[EXTRACTED ENTRIES]

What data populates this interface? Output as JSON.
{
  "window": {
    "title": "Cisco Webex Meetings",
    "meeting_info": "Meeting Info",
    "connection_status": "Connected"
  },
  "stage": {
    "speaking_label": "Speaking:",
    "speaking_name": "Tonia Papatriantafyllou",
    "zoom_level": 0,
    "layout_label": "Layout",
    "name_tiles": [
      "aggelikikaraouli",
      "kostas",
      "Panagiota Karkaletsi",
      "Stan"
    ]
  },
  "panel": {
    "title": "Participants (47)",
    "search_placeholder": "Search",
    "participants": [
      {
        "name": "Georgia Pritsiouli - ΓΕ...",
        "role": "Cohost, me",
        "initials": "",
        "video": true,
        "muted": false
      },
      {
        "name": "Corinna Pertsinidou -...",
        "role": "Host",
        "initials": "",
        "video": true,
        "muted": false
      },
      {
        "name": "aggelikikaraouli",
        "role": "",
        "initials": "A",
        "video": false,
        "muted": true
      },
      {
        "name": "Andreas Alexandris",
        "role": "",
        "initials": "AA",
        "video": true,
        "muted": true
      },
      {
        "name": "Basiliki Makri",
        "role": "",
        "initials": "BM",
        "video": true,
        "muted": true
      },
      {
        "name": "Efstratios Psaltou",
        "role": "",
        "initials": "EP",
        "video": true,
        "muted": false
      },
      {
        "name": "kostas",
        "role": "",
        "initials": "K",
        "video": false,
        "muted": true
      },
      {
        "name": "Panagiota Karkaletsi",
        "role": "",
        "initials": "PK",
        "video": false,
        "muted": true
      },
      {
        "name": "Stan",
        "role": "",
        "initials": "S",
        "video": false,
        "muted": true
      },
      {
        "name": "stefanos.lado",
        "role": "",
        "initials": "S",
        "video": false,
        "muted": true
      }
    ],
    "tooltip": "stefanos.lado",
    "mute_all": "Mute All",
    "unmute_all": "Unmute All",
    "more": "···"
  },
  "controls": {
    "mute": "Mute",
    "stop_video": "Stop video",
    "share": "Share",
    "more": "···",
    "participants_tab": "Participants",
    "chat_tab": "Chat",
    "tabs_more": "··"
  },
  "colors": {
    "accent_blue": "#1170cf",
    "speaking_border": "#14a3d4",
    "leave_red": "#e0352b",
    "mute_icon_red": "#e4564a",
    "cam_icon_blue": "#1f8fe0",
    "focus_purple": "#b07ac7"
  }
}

[EXERCISE GOAL] Print every line of the records exactly. Omit nothing.

[EXERCISE RESPONSE]
What data populates this interface? Output as JSON.
{
  "window": {
    "title": "Cisco Webex Meetings",
    "meeting_info": "Meeting Info",
    "connection_status": "Connected"
  },
  "stage": {
    "speaking_label": "Speaking:",
    "speaking_name": "Tonia Papatriantafyllou",
    "zoom_level": 0,
    "layout_label": "Layout",
    "name_tiles": [
      "aggelikikaraouli",
      "kostas",
      "Panagiota Karkaletsi",
      "Stan"
    ]
  },
  "panel": {
    "title": "Participants (47)",
    "search_placeholder": "Search",
    "participants": [
      {
        "name": "Georgia Pritsiouli - ΓΕ...",
        "role": "Cohost, me",
        "initials": "",
        "video": true,
        "muted": false
      },
      {
        "name": "Corinna Pertsinidou -...",
        "role": "Host",
        "initials": "",
        "video": true,
        "muted": false
      },
      {
        "name": "aggelikikaraouli",
        "role": "",
        "initials": "A",
        "video": false,
        "muted": true
      },
      {
        "name": "Andreas Alexandris",
        "role": "",
        "initials": "AA",
        "video": true,
        "muted": true
      },
      {
        "name": "Basiliki Makri",
        "role": "",
        "initials": "BM",
        "video": true,
        "muted": true
      },
      {
        "name": "Efstratios Psaltou",
        "role": "",
        "initials": "EP",
        "video": true,
        "muted": false
      },
      {
        "name": "kostas",
        "role": "",
        "initials": "K",
        "video": false,
        "muted": true
      },
      {
        "name": "Panagiota Karkaletsi",
        "role": "",
        "initials": "PK",
        "video": false,
        "muted": true
      },
      {
        "name": "Stan",
        "role": "",
        "initials": "S",
        "video": false,
        "muted": true
      },
      {
        "name": "stefanos.lado",
        "role": "",
        "initials": "S",
        "video": false,
        "muted": true
      }
    ],
    "tooltip": "stefanos.lado",
    "mute_all": "Mute All",
    "unmute_all": "Unmute All",
    "more": "···"
  },
  "controls": {
    "mute": "Mute",
    "stop_video": "Stop video",
    "share": "Share",
    "more": "···",
    "participants_tab": "Participants",
    "chat_tab": "Chat",
    "tabs_more": "··"
  },
  "colors": {
    "accent_blue": "#1170cf",
    "speaking_border": "#14a3d4",
    "leave_red": "#e0352b",
    "mute_icon_red": "#e4564a",
    "cam_icon_blue": "#1f8fe0",
    "focus_purple": "#b07ac7"
  }
}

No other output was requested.